[What to produce]:
Locate each line holding the string "Shear" and copy it.

[Data section]:
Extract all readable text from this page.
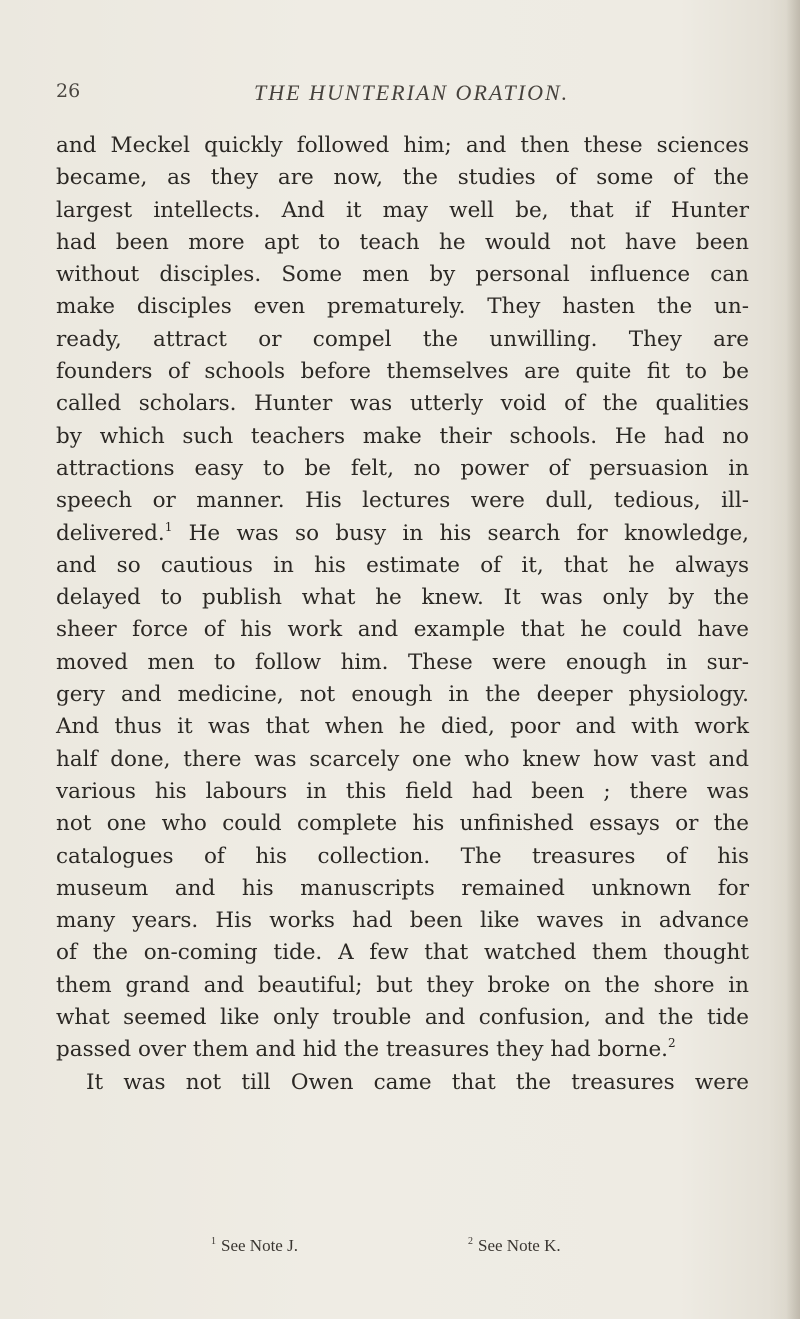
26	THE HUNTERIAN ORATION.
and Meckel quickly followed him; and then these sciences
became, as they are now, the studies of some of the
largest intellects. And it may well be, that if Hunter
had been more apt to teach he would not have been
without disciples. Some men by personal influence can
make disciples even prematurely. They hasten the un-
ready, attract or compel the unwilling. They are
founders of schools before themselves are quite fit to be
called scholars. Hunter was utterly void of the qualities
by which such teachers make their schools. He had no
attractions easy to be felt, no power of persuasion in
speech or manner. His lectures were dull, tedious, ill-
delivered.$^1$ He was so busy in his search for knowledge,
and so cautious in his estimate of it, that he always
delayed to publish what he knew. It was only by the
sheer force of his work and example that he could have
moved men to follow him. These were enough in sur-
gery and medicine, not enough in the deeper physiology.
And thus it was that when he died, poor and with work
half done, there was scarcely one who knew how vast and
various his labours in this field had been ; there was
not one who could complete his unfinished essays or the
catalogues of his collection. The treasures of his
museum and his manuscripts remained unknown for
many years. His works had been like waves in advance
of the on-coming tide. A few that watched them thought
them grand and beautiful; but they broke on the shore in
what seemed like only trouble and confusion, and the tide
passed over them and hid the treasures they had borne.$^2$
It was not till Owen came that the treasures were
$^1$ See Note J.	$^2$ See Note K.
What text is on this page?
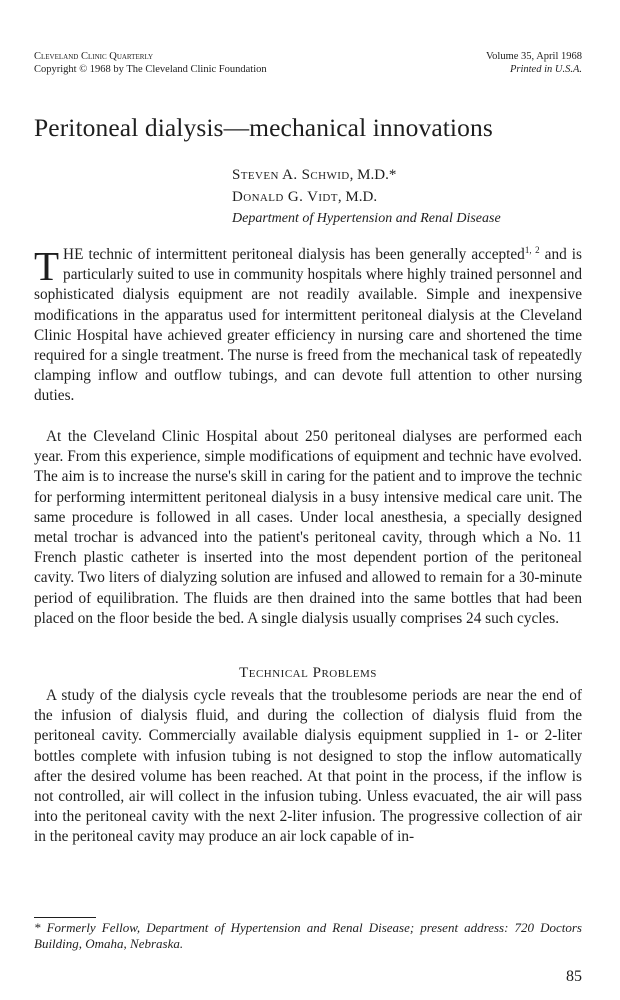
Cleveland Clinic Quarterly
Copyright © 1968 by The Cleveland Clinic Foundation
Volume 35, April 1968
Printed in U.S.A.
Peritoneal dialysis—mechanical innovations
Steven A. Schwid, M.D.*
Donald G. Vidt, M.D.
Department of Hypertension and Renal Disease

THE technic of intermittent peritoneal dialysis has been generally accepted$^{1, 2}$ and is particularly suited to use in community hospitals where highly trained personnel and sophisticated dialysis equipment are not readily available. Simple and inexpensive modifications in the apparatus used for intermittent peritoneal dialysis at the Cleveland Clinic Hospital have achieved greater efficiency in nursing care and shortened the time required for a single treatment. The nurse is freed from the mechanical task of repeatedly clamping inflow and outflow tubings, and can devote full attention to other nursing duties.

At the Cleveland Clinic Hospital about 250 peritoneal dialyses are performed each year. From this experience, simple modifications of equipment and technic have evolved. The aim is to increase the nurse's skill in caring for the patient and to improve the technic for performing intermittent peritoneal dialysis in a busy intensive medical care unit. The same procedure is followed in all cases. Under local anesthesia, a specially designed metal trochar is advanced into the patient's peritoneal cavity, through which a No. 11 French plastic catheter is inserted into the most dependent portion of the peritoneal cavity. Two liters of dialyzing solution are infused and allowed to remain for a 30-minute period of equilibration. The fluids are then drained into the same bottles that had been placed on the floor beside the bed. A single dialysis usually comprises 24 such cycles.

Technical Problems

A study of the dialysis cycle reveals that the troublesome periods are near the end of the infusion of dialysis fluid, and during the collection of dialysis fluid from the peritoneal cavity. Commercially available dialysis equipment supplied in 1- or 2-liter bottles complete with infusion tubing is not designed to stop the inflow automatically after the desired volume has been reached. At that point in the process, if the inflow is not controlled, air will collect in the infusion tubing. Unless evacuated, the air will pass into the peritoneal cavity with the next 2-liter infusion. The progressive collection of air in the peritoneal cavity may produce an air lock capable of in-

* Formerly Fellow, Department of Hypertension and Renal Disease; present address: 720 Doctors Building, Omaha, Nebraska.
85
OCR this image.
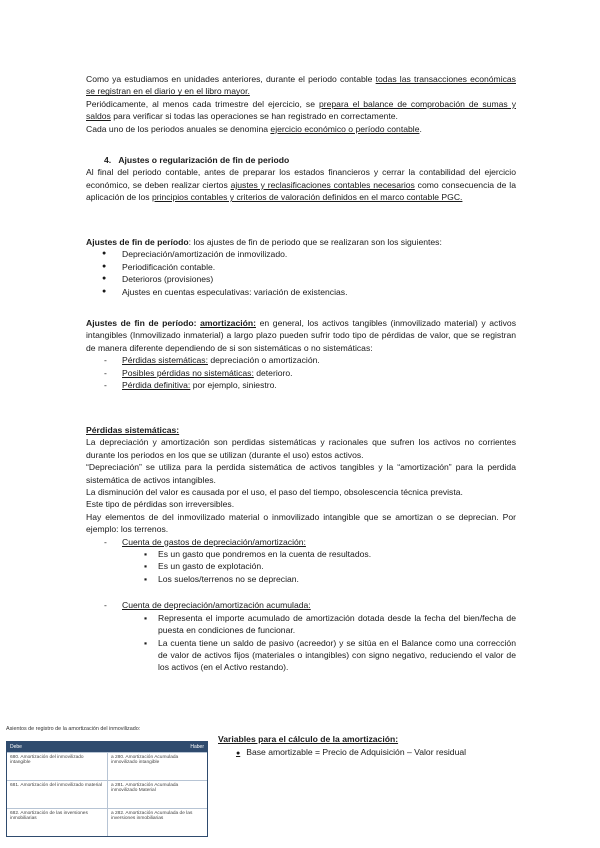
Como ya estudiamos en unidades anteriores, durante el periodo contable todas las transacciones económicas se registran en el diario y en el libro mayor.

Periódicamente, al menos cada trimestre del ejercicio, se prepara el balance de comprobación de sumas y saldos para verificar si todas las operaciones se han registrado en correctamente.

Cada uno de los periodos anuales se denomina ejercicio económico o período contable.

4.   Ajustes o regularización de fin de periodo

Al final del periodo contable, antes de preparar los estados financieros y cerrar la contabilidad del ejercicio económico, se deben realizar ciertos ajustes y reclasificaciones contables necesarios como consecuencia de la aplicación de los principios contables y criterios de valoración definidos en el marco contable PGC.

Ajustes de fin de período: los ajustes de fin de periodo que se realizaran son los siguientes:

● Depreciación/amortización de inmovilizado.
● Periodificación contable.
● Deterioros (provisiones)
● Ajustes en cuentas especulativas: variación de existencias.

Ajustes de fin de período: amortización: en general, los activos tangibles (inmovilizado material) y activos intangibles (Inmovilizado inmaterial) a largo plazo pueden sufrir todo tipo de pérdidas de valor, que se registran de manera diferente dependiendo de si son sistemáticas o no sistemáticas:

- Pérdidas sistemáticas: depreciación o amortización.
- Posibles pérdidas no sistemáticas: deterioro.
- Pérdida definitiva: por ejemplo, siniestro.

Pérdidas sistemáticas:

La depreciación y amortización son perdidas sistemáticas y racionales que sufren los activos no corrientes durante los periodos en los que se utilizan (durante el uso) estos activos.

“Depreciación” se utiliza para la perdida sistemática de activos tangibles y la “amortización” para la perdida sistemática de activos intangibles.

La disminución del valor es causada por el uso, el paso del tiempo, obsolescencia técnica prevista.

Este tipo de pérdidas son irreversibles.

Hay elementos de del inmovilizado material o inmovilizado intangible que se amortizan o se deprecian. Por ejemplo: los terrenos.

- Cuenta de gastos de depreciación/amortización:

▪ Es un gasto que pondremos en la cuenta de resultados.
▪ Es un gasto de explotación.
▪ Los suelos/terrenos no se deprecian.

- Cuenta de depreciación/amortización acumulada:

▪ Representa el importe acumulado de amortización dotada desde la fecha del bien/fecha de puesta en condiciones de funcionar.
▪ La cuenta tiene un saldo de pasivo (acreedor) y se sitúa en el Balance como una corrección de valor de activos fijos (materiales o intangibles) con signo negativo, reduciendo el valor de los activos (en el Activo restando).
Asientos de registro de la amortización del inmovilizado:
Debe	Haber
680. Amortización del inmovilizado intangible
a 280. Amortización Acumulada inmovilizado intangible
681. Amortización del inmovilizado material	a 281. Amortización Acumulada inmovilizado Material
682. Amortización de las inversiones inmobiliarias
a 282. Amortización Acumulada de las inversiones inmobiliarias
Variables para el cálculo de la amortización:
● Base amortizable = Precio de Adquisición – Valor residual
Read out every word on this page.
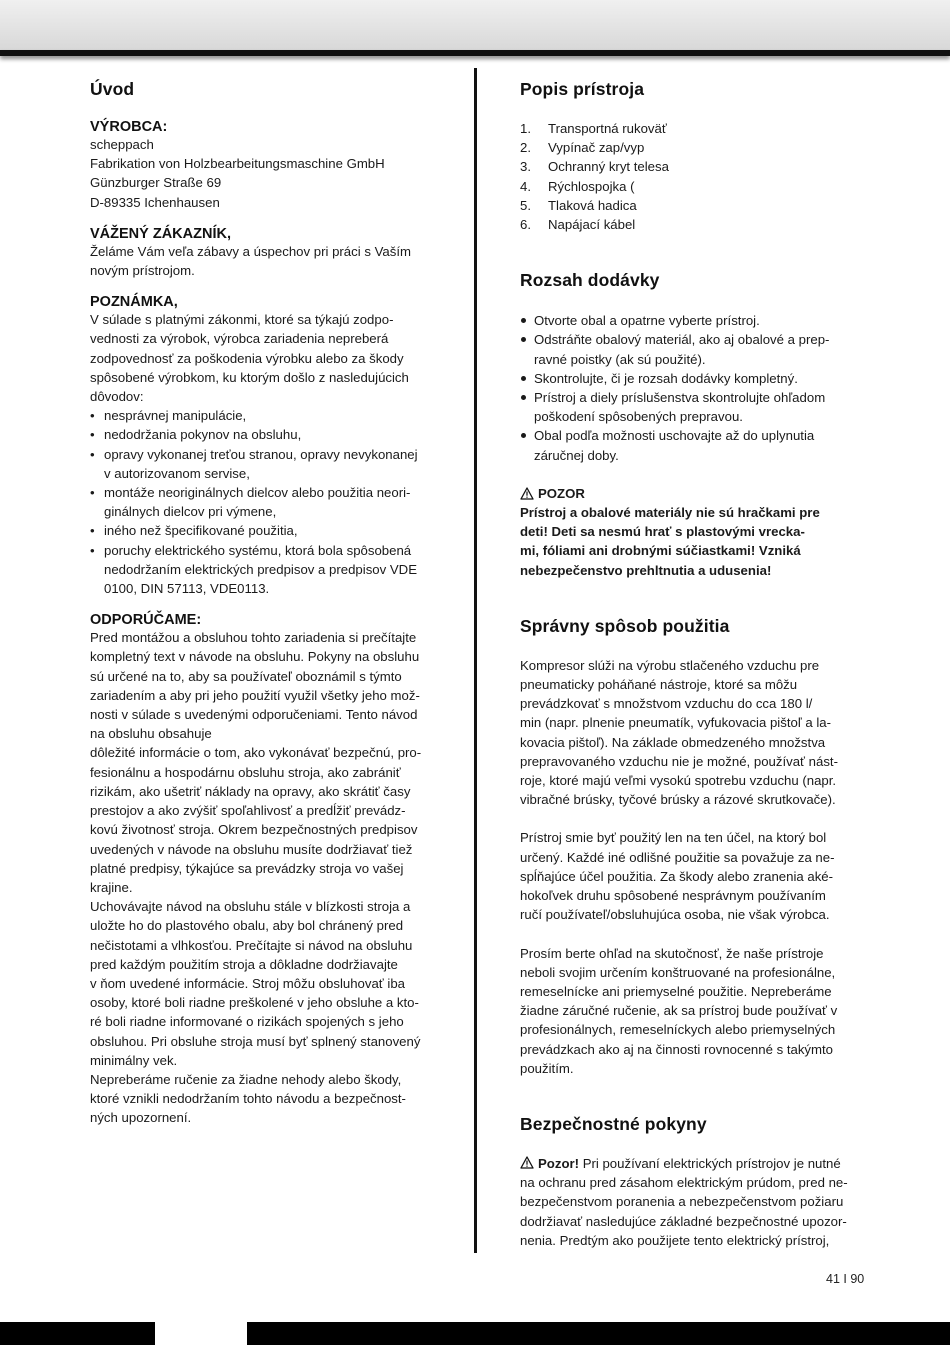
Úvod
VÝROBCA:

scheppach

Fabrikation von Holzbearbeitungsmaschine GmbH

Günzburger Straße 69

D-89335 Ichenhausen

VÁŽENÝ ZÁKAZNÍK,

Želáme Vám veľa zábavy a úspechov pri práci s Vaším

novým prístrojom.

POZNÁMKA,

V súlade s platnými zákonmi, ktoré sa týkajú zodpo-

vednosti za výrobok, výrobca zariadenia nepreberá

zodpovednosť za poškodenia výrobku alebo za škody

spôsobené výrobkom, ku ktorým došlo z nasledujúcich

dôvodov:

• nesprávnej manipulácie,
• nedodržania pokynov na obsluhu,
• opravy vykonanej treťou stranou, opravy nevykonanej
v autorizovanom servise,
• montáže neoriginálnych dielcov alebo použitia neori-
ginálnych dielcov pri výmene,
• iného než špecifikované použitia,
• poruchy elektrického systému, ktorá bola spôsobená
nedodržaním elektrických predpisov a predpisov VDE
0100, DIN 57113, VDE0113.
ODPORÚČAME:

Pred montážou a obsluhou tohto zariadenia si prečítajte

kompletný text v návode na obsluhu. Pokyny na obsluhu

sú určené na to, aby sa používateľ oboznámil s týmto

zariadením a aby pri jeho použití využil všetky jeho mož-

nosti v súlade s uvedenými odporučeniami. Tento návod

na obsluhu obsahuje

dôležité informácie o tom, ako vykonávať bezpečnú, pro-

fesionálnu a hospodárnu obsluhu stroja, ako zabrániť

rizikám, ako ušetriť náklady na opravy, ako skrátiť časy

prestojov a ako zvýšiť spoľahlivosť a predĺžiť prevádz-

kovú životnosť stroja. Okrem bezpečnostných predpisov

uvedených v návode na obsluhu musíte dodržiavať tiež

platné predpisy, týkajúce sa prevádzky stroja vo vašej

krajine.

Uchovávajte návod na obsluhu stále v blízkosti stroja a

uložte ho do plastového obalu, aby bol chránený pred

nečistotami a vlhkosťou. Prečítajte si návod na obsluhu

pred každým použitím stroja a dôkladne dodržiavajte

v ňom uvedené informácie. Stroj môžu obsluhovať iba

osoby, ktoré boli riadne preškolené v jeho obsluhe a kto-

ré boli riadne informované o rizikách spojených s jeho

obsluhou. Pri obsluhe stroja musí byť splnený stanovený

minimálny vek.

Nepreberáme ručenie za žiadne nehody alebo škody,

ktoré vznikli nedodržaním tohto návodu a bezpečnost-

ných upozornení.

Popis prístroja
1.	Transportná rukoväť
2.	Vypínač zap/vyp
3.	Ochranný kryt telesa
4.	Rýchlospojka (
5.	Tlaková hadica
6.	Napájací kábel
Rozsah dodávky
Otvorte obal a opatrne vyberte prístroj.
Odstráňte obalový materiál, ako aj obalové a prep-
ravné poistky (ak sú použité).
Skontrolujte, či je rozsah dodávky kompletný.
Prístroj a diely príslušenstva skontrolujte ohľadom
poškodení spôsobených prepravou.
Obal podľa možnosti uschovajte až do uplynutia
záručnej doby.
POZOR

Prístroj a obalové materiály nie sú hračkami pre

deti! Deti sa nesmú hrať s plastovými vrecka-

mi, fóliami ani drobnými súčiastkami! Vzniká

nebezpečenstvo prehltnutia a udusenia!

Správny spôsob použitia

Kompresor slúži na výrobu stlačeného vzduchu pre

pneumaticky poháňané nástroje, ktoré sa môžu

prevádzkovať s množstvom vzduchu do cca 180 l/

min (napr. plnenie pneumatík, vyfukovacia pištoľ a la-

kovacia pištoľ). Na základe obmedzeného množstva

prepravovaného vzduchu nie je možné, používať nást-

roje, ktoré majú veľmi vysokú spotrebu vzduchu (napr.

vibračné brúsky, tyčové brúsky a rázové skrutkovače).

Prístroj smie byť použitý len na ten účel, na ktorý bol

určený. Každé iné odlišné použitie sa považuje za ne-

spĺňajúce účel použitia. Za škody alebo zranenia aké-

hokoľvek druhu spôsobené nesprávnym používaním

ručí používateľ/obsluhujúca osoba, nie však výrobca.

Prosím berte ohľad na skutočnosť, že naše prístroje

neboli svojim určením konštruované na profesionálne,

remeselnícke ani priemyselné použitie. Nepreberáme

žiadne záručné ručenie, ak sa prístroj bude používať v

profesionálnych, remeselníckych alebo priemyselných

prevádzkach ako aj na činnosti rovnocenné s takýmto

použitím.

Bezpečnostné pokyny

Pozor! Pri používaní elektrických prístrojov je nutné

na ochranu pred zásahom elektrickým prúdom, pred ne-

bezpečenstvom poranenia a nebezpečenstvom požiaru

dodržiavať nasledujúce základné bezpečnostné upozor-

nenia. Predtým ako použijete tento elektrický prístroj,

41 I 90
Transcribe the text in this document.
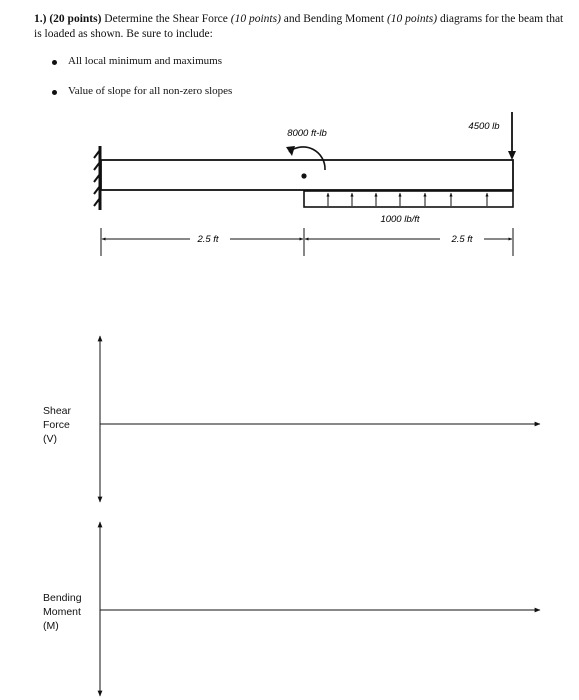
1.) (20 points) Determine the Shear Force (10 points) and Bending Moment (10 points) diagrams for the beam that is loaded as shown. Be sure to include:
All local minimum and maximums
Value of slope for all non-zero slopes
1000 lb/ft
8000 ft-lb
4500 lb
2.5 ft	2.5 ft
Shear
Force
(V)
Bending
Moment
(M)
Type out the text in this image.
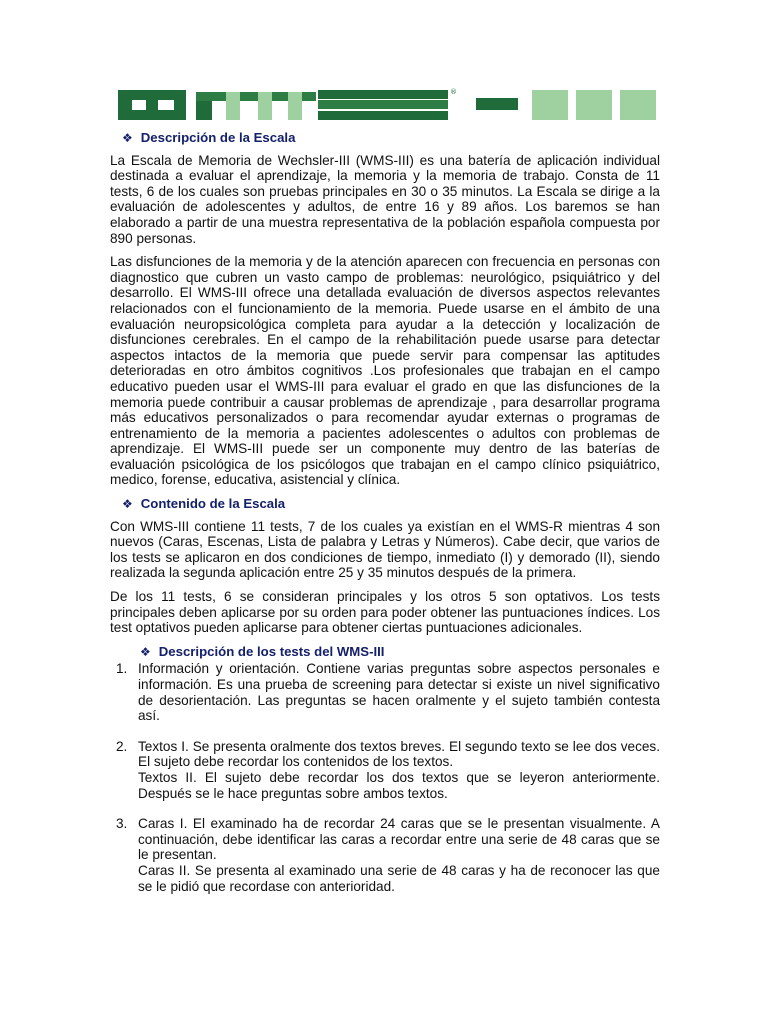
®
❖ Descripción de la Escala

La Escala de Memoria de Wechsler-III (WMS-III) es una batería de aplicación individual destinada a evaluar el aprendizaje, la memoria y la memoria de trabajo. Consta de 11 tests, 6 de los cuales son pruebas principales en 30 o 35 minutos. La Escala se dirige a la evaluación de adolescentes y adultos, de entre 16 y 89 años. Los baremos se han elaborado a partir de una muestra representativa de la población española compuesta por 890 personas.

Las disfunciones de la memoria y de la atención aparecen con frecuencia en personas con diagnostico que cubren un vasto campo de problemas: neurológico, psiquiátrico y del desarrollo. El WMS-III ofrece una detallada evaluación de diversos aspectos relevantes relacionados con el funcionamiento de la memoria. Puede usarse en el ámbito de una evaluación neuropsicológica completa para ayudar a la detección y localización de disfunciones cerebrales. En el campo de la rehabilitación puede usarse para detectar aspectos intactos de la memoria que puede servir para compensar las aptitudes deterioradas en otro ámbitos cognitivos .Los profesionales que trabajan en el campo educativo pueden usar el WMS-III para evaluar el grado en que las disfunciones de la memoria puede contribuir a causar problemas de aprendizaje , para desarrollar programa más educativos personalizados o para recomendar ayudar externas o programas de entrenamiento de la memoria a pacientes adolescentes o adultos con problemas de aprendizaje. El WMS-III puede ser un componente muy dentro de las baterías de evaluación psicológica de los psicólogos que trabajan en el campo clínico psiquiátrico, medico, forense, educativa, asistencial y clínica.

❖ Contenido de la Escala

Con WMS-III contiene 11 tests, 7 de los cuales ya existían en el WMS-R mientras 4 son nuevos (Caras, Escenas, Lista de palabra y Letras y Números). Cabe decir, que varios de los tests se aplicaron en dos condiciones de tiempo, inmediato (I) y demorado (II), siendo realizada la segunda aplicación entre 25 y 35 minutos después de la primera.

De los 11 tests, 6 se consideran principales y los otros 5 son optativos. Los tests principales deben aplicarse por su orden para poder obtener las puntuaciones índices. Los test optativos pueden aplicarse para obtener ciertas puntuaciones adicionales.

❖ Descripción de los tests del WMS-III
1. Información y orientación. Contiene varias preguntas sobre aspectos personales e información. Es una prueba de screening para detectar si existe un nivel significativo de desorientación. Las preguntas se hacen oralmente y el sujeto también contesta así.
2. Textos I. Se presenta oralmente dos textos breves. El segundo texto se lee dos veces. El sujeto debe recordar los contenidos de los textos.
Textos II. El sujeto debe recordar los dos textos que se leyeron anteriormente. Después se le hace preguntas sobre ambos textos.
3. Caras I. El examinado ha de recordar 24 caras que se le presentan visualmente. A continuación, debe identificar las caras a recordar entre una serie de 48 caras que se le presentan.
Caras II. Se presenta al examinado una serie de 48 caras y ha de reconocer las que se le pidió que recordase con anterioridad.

[Finished exercise]:
1.) (20 points) Determine the Shear Force (10 points) and Bending Moment (10 points) diagrams for the beam that is loaded as shown. Be sure to include:
Shear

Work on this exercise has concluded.